Stored data:
━━━━

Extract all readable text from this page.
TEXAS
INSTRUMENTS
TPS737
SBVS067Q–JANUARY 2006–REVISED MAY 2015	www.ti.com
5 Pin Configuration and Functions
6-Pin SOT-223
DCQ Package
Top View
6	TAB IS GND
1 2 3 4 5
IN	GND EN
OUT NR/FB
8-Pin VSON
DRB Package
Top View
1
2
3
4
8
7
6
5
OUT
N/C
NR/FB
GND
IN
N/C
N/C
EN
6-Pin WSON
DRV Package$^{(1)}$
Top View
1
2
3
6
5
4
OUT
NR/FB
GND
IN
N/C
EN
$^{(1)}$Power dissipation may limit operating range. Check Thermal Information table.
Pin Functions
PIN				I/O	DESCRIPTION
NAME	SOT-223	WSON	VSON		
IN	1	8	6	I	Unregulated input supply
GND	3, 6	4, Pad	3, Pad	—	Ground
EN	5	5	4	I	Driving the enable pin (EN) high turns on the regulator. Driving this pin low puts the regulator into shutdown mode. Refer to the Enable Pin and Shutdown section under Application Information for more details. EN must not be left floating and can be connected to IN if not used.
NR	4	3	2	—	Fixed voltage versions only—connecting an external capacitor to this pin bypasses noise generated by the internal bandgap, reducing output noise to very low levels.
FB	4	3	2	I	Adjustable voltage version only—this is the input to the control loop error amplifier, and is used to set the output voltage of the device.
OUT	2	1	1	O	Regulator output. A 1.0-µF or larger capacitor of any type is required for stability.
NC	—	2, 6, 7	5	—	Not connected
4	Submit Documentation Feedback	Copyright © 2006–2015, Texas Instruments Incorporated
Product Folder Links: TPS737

━━━━

▶ [To be done] Gather each line holding the string "only".

▶ [Reply]
NR	4	3	2	—	Fixed voltage versions only—connecting an external capacitor to this pin bypasses noise generated by the internal bandgap, reducing output noise to very low levels.
FB	4	3	2	I	Adjustable voltage version only—this is the input to the control loop error amplifier, and is used to set the output voltage of the device.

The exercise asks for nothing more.